** TASK STATEMENT **
Answer with a number only: how many lines of the data contain "each"?

** GIVEN DATA **
▼

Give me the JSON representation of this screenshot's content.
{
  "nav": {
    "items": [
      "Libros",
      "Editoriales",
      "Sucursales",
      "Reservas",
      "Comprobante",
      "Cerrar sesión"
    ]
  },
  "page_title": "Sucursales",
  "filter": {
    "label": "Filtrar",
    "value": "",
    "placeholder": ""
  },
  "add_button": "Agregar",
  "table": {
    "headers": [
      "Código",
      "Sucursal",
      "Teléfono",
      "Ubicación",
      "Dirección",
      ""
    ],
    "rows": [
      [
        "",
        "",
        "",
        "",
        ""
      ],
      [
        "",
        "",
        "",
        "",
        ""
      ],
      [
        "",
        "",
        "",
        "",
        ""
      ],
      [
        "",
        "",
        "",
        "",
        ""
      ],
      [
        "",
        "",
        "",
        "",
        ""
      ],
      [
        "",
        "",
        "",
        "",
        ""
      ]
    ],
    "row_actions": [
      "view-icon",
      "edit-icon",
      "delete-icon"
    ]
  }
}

▲
▼

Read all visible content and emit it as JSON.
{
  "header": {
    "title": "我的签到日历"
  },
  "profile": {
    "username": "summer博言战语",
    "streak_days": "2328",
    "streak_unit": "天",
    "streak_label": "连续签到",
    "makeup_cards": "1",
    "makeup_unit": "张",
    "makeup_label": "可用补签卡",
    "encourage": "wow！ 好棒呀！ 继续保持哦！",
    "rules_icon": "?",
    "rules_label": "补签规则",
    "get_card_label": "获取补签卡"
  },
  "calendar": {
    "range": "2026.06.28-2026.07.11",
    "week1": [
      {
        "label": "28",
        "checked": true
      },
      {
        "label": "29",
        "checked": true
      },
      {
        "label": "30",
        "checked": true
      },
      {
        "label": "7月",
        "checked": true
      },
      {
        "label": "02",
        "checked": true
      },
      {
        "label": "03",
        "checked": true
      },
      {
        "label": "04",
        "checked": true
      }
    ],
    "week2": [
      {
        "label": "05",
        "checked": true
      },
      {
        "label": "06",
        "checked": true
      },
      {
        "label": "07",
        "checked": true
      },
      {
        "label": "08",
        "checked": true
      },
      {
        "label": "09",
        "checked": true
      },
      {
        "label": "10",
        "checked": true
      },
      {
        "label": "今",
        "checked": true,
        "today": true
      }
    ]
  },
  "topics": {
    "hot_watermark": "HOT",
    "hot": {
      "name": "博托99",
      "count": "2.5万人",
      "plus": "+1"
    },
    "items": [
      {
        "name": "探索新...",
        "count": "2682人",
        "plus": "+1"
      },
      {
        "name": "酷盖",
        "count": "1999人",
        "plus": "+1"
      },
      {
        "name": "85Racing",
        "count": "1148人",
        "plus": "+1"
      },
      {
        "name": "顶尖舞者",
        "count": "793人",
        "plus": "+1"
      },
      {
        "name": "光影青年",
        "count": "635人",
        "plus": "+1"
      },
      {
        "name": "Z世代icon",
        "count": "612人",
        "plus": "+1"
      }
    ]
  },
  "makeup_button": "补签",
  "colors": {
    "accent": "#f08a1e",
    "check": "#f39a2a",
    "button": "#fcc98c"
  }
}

▲
▼

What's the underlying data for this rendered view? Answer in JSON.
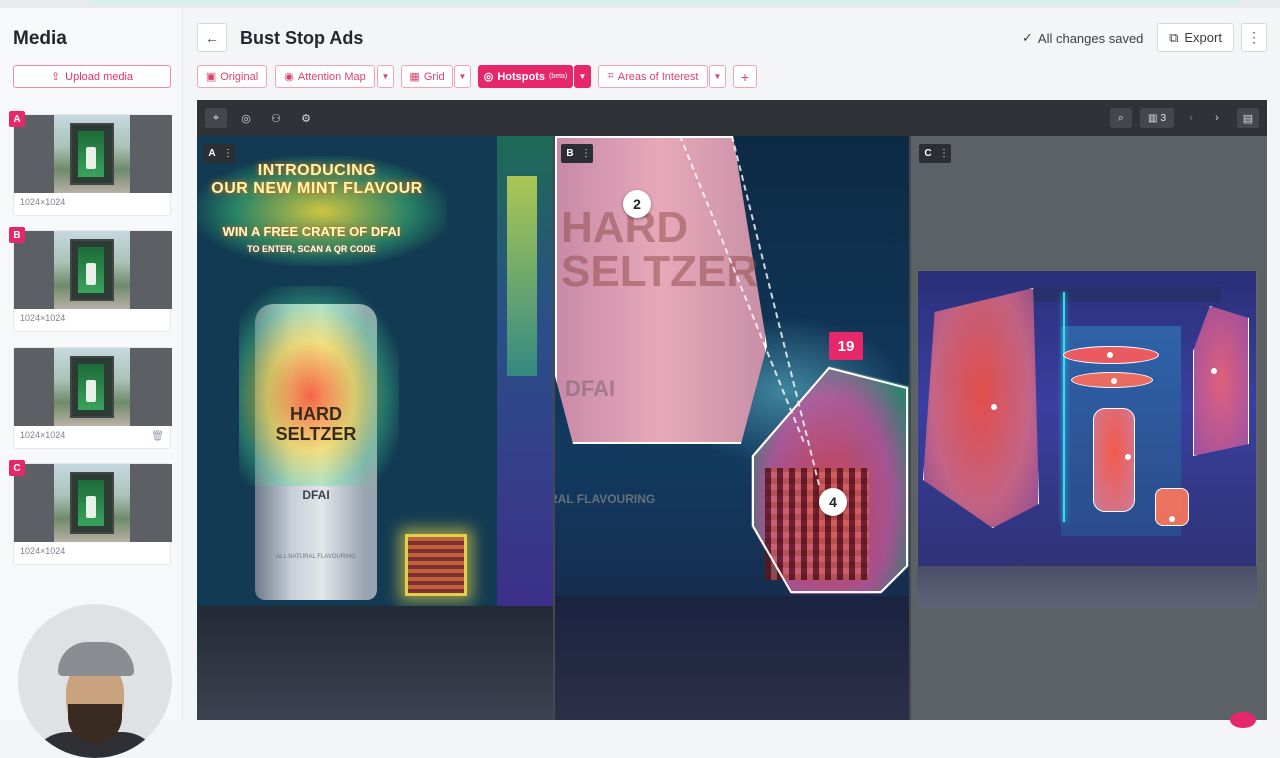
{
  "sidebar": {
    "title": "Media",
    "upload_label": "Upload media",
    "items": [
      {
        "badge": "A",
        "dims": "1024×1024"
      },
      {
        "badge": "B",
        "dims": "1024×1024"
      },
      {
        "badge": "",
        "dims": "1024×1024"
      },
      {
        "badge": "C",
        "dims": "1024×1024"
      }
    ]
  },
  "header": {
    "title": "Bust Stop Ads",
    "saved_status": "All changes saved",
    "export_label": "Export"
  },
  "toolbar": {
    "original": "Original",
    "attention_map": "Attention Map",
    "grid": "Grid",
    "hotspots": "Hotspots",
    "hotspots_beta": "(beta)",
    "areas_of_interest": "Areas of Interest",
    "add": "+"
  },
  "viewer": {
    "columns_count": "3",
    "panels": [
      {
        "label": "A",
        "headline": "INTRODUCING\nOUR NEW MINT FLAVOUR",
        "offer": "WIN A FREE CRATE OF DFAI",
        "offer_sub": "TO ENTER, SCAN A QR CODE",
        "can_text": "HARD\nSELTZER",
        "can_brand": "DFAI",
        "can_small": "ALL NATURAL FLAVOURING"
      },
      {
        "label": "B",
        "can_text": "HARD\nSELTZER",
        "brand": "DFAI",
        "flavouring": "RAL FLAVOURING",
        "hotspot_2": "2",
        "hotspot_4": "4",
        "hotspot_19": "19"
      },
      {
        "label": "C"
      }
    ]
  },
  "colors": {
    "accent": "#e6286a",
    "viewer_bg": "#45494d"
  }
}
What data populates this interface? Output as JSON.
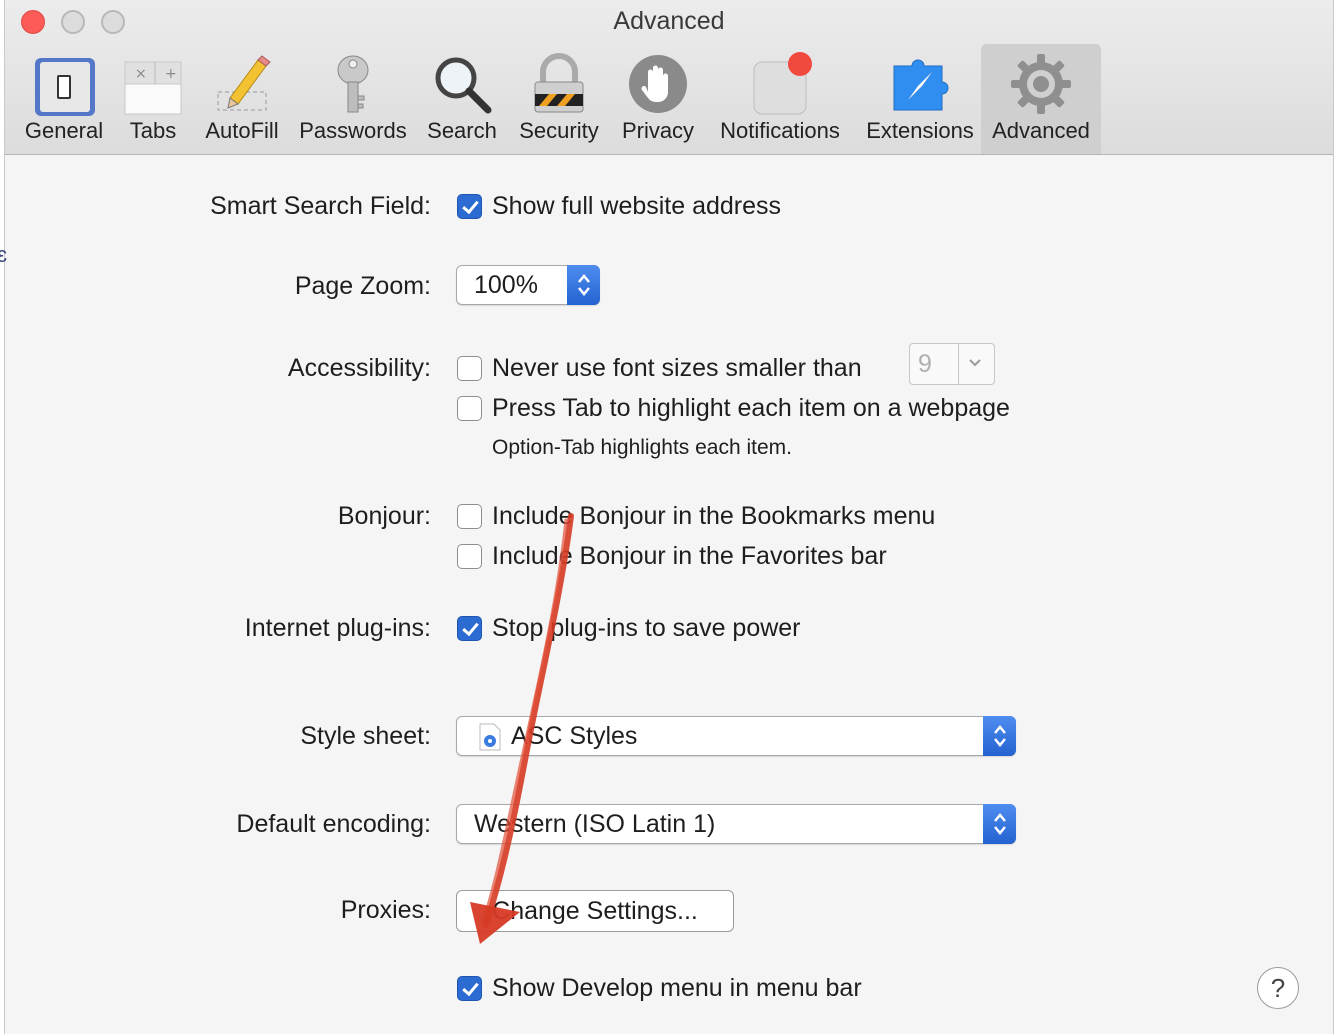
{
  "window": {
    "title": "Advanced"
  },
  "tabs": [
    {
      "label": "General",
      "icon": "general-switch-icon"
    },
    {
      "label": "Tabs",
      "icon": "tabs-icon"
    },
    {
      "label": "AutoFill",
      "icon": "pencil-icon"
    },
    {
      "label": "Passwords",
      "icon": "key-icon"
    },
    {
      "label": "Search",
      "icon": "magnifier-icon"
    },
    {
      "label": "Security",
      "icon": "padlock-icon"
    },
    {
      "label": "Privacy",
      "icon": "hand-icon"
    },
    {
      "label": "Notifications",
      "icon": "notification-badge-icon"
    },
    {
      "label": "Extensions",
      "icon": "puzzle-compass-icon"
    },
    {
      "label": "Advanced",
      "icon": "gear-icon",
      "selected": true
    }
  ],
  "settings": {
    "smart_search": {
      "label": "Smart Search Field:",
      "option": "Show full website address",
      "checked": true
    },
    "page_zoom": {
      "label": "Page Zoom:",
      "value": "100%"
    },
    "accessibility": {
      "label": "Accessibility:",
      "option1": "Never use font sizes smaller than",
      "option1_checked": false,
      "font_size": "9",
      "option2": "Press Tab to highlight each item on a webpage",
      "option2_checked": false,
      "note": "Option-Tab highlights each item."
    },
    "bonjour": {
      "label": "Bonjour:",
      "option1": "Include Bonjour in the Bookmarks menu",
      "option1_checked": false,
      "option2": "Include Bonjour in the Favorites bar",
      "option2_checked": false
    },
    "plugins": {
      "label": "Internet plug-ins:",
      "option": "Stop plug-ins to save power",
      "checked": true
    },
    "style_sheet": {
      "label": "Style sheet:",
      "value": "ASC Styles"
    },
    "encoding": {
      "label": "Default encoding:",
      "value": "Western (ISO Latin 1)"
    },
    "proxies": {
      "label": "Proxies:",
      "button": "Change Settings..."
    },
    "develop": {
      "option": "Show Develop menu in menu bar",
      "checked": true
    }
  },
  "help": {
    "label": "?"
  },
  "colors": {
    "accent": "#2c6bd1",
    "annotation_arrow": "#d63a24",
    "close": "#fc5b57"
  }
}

▲

** ANSWER TO THE PROBLEM **
2